— START OF ENTRIES SHOWN —
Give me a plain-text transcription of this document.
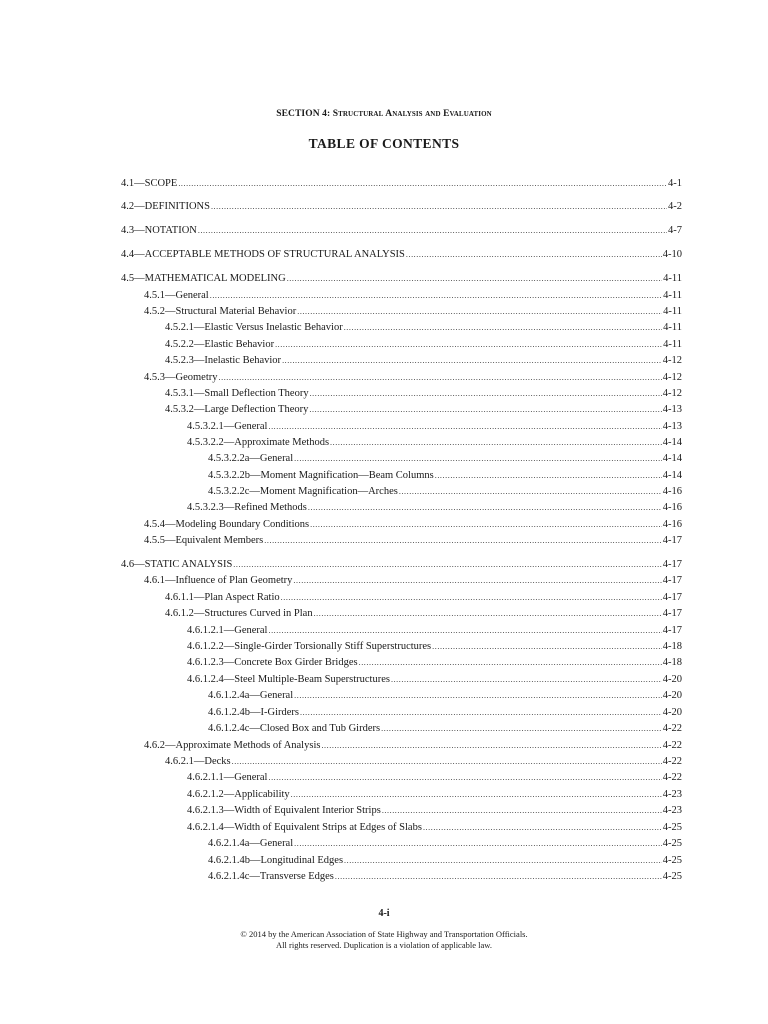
SECTION 4: Structural Analysis and Evaluation
TABLE OF CONTENTS
4.1—SCOPE .....	4-1
4.2—DEFINITIONS .....	4-2
4.3—NOTATION .....	4-7
4.4—ACCEPTABLE METHODS OF STRUCTURAL ANALYSIS .....	4-10
4.5—MATHEMATICAL MODELING .....	4-11
4.5.1—General .....	4-11
4.5.2—Structural Material Behavior .....	4-11
4.5.2.1—Elastic Versus Inelastic Behavior .....	4-11
4.5.2.2—Elastic Behavior .....	4-11
4.5.2.3—Inelastic Behavior .....	4-12
4.5.3—Geometry .....	4-12
4.5.3.1—Small Deflection Theory .....	4-12
4.5.3.2—Large Deflection Theory .....	4-13
4.5.3.2.1—General .....	4-13
4.5.3.2.2—Approximate Methods .....	4-14
4.5.3.2.2a—General .....	4-14
4.5.3.2.2b—Moment Magnification—Beam Columns .....	4-14
4.5.3.2.2c—Moment Magnification—Arches .....	4-16
4.5.3.2.3—Refined Methods .....	4-16
4.5.4—Modeling Boundary Conditions .....	4-16
4.5.5—Equivalent Members .....	4-17
4.6—STATIC ANALYSIS .....	4-17
4.6.1—Influence of Plan Geometry .....	4-17
4.6.1.1—Plan Aspect Ratio .....	4-17
4.6.1.2—Structures Curved in Plan .....	4-17
4.6.1.2.1—General .....	4-17
4.6.1.2.2—Single-Girder Torsionally Stiff Superstructures .....	4-18
4.6.1.2.3—Concrete Box Girder Bridges .....	4-18
4.6.1.2.4—Steel Multiple-Beam Superstructures .....	4-20
4.6.1.2.4a—General .....	4-20
4.6.1.2.4b—I-Girders .....	4-20
4.6.1.2.4c—Closed Box and Tub Girders .....	4-22
4.6.2—Approximate Methods of Analysis .....	4-22
4.6.2.1—Decks .....	4-22
4.6.2.1.1—General .....	4-22
4.6.2.1.2—Applicability .....	4-23
4.6.2.1.3—Width of Equivalent Interior Strips .....	4-23
4.6.2.1.4—Width of Equivalent Strips at Edges of Slabs .....	4-25
4.6.2.1.4a—General .....	4-25
4.6.2.1.4b—Longitudinal Edges .....	4-25
4.6.2.1.4c—Transverse Edges .....	4-25
4-i
© 2014 by the American Association of State Highway and Transportation Officials.
All rights reserved. Duplication is a violation of applicable law.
— END OF ENTRIES SHOWN —
Filter lines by "Superstructures" and return each hit.

▸ ANSWER TO THE TASK
4.6.1.2.2—Single-Girder Torsionally Stiff Superstructures .....	4-18
4.6.1.2.4—Steel Multiple-Beam Superstructures .....	4-20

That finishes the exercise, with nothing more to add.